- [Given exercise]:
Quote every line as written. Omit pictures.

[Figure data in JSON]
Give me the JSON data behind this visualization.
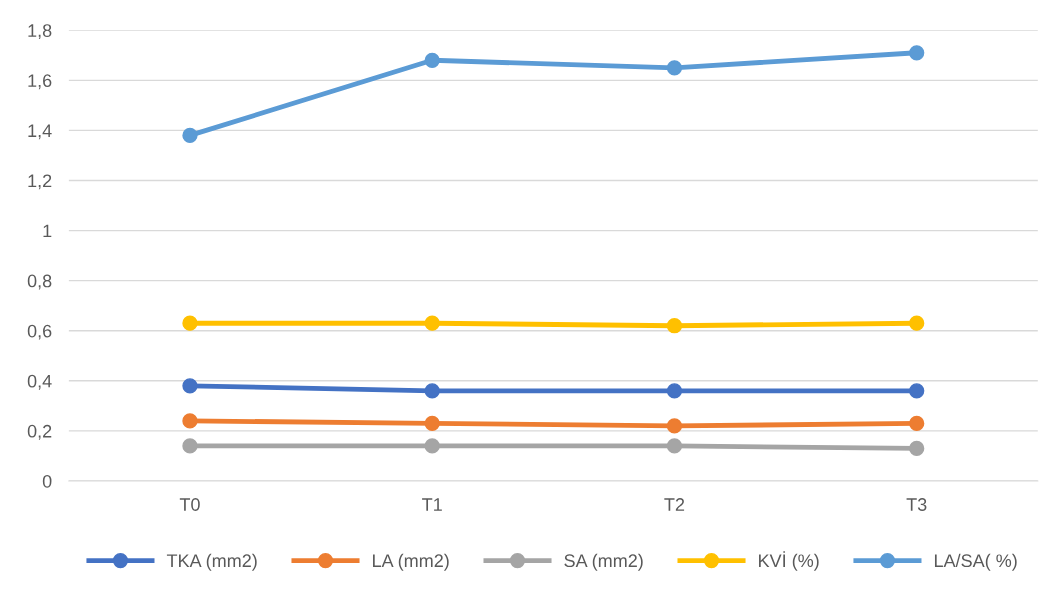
{
  "chart_data": {
    "type": "line",
    "categories": [
      "T0",
      "T1",
      "T2",
      "T3"
    ],
    "series": [
      {
        "name": "TKA (mm2)",
        "color": "#4472c4",
        "values": [
          0.38,
          0.36,
          0.36,
          0.36
        ]
      },
      {
        "name": "LA (mm2)",
        "color": "#ed7d31",
        "values": [
          0.24,
          0.23,
          0.22,
          0.23
        ]
      },
      {
        "name": "SA (mm2)",
        "color": "#a5a5a5",
        "values": [
          0.14,
          0.14,
          0.14,
          0.13
        ]
      },
      {
        "name": "KVİ (%)",
        "color": "#ffc000",
        "values": [
          0.63,
          0.63,
          0.62,
          0.63
        ]
      },
      {
        "name": "LA/SA( %)",
        "color": "#5b9bd5",
        "values": [
          1.38,
          1.68,
          1.65,
          1.71
        ]
      }
    ],
    "ylim": [
      0,
      1.8
    ],
    "yticks": [
      0,
      {
        "value": 0.2,
        "label": "0,2"
      },
      {
        "value": 0.4,
        "label": "0,4"
      },
      {
        "value": 0.6,
        "label": "0,6"
      },
      {
        "value": 0.8,
        "label": "0,8"
      },
      1,
      {
        "value": 1.2,
        "label": "1,2"
      },
      {
        "value": 1.4,
        "label": "1,4"
      },
      {
        "value": 1.6,
        "label": "1,6"
      },
      {
        "value": 1.8,
        "label": "1,8"
      }
    ],
    "grid": "y",
    "legend": "bottom",
    "marker": "circle",
    "line_style": "solid"
  }
}
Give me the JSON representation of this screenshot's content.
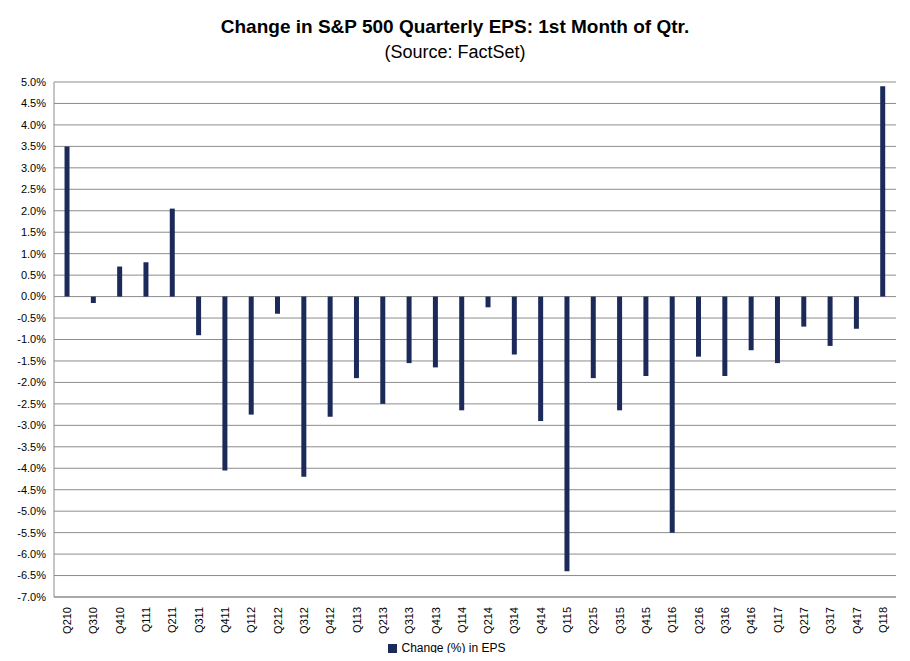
{
  "chart_data": {
    "type": "bar",
    "title": "Change in S&P 500 Quarterly EPS: 1st Month of Qtr.",
    "subtitle": "(Source: FactSet)",
    "categories": [
      "Q210",
      "Q310",
      "Q410",
      "Q111",
      "Q211",
      "Q311",
      "Q411",
      "Q112",
      "Q212",
      "Q312",
      "Q412",
      "Q113",
      "Q213",
      "Q313",
      "Q413",
      "Q114",
      "Q214",
      "Q314",
      "Q414",
      "Q115",
      "Q215",
      "Q315",
      "Q415",
      "Q116",
      "Q216",
      "Q316",
      "Q416",
      "Q117",
      "Q217",
      "Q317",
      "Q417",
      "Q118"
    ],
    "series": [
      {
        "name": "Change (%) in EPS",
        "color": "#1c2a5a",
        "values": [
          3.5,
          -0.15,
          0.7,
          0.8,
          2.05,
          -0.9,
          -4.05,
          -2.75,
          -0.4,
          -4.2,
          -2.8,
          -1.9,
          -2.5,
          -1.55,
          -1.65,
          -2.65,
          -0.25,
          -1.35,
          -2.9,
          -6.4,
          -1.9,
          -2.65,
          -1.85,
          -5.5,
          -1.4,
          -1.85,
          -1.25,
          -1.55,
          -0.7,
          -1.15,
          -0.75,
          4.9
        ]
      }
    ],
    "ylim": [
      -7,
      5
    ],
    "yticks": [
      {
        "value": -7,
        "label": "-7.0%"
      },
      {
        "value": -6.5,
        "label": "-6.5%"
      },
      {
        "value": -6,
        "label": "-6.0%"
      },
      {
        "value": -5.5,
        "label": "-5.5%"
      },
      {
        "value": -5,
        "label": "-5.0%"
      },
      {
        "value": -4.5,
        "label": "-4.5%"
      },
      {
        "value": -4,
        "label": "-4.0%"
      },
      {
        "value": -3.5,
        "label": "-3.5%"
      },
      {
        "value": -3,
        "label": "-3.0%"
      },
      {
        "value": -2.5,
        "label": "-2.5%"
      },
      {
        "value": -2,
        "label": "-2.0%"
      },
      {
        "value": -1.5,
        "label": "-1.5%"
      },
      {
        "value": -1,
        "label": "-1.0%"
      },
      {
        "value": -0.5,
        "label": "-0.5%"
      },
      {
        "value": 0,
        "label": "0.0%"
      },
      {
        "value": 0.5,
        "label": "0.5%"
      },
      {
        "value": 1,
        "label": "1.0%"
      },
      {
        "value": 1.5,
        "label": "1.5%"
      },
      {
        "value": 2,
        "label": "2.0%"
      },
      {
        "value": 2.5,
        "label": "2.5%"
      },
      {
        "value": 3,
        "label": "3.0%"
      },
      {
        "value": 3.5,
        "label": "3.5%"
      },
      {
        "value": 4,
        "label": "4.0%"
      },
      {
        "value": 4.5,
        "label": "4.5%"
      },
      {
        "value": 5,
        "label": "5.0%"
      }
    ],
    "grid": true,
    "legend": "bottom"
  }
}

- [Expected output]:
Give me the JSON data behind this visualization.
{
  "chart_data": {
    "type": "line",
    "categories": [
      "T0",
      "T1",
      "T2",
      "T3"
    ],
    "series": [
      {
        "name": "TKA (mm2)",
        "color": "#4472c4",
        "values": [
          0.38,
          0.36,
          0.36,
          0.36
        ]
      },
      {
        "name": "LA (mm2)",
        "color": "#ed7d31",
        "values": [
          0.24,
          0.23,
          0.22,
          0.23
        ]
      },
      {
        "name": "SA (mm2)",
        "color": "#a5a5a5",
        "values": [
          0.14,
          0.14,
          0.14,
          0.13
        ]
      },
      {
        "name": "KVİ (%)",
        "color": "#ffc000",
        "values": [
          0.63,
          0.63,
          0.62,
          0.63
        ]
      },
      {
        "name": "LA/SA( %)",
        "color": "#5b9bd5",
        "values": [
          1.38,
          1.68,
          1.65,
          1.71
        ]
      }
    ],
    "ylim": [
      0,
      1.8
    ],
    "yticks": [
      0,
      {
        "value": 0.2,
        "label": "0,2"
      },
      {
        "value": 0.4,
        "label": "0,4"
      },
      {
        "value": 0.6,
        "label": "0,6"
      },
      {
        "value": 0.8,
        "label": "0,8"
      },
      1,
      {
        "value": 1.2,
        "label": "1,2"
      },
      {
        "value": 1.4,
        "label": "1,4"
      },
      {
        "value": 1.6,
        "label": "1,6"
      },
      {
        "value": 1.8,
        "label": "1,8"
      }
    ],
    "grid": "y",
    "legend": "bottom",
    "marker": "circle",
    "line_style": "solid"
  }
}
Give me the JSON representation of this screenshot's content.
{
  "chart_data": {
    "type": "bar",
    "title": "Change in S&P 500 Quarterly EPS: 1st Month of Qtr.",
    "subtitle": "(Source: FactSet)",
    "categories": [
      "Q210",
      "Q310",
      "Q410",
      "Q111",
      "Q211",
      "Q311",
      "Q411",
      "Q112",
      "Q212",
      "Q312",
      "Q412",
      "Q113",
      "Q213",
      "Q313",
      "Q413",
      "Q114",
      "Q214",
      "Q314",
      "Q414",
      "Q115",
      "Q215",
      "Q315",
      "Q415",
      "Q116",
      "Q216",
      "Q316",
      "Q416",
      "Q117",
      "Q217",
      "Q317",
      "Q417",
      "Q118"
    ],
    "series": [
      {
        "name": "Change (%) in EPS",
        "color": "#1c2a5a",
        "values": [
          3.5,
          -0.15,
          0.7,
          0.8,
          2.05,
          -0.9,
          -4.05,
          -2.75,
          -0.4,
          -4.2,
          -2.8,
          -1.9,
          -2.5,
          -1.55,
          -1.65,
          -2.65,
          -0.25,
          -1.35,
          -2.9,
          -6.4,
          -1.9,
          -2.65,
          -1.85,
          -5.5,
          -1.4,
          -1.85,
          -1.25,
          -1.55,
          -0.7,
          -1.15,
          -0.75,
          4.9
        ]
      }
    ],
    "ylim": [
      -7,
      5
    ],
    "yticks": [
      {
        "value": -7,
        "label": "-7.0%"
      },
      {
        "value": -6.5,
        "label": "-6.5%"
      },
      {
        "value": -6,
        "label": "-6.0%"
      },
      {
        "value": -5.5,
        "label": "-5.5%"
      },
      {
        "value": -5,
        "label": "-5.0%"
      },
      {
        "value": -4.5,
        "label": "-4.5%"
      },
      {
        "value": -4,
        "label": "-4.0%"
      },
      {
        "value": -3.5,
        "label": "-3.5%"
      },
      {
        "value": -3,
        "label": "-3.0%"
      },
      {
        "value": -2.5,
        "label": "-2.5%"
      },
      {
        "value": -2,
        "label": "-2.0%"
      },
      {
        "value": -1.5,
        "label": "-1.5%"
      },
      {
        "value": -1,
        "label": "-1.0%"
      },
      {
        "value": -0.5,
        "label": "-0.5%"
      },
      {
        "value": 0,
        "label": "0.0%"
      },
      {
        "value": 0.5,
        "label": "0.5%"
      },
      {
        "value": 1,
        "label": "1.0%"
      },
      {
        "value": 1.5,
        "label": "1.5%"
      },
      {
        "value": 2,
        "label": "2.0%"
      },
      {
        "value": 2.5,
        "label": "2.5%"
      },
      {
        "value": 3,
        "label": "3.0%"
      },
      {
        "value": 3.5,
        "label": "3.5%"
      },
      {
        "value": 4,
        "label": "4.0%"
      },
      {
        "value": 4.5,
        "label": "4.5%"
      },
      {
        "value": 5,
        "label": "5.0%"
      }
    ],
    "grid": true,
    "legend": "bottom"
  }
}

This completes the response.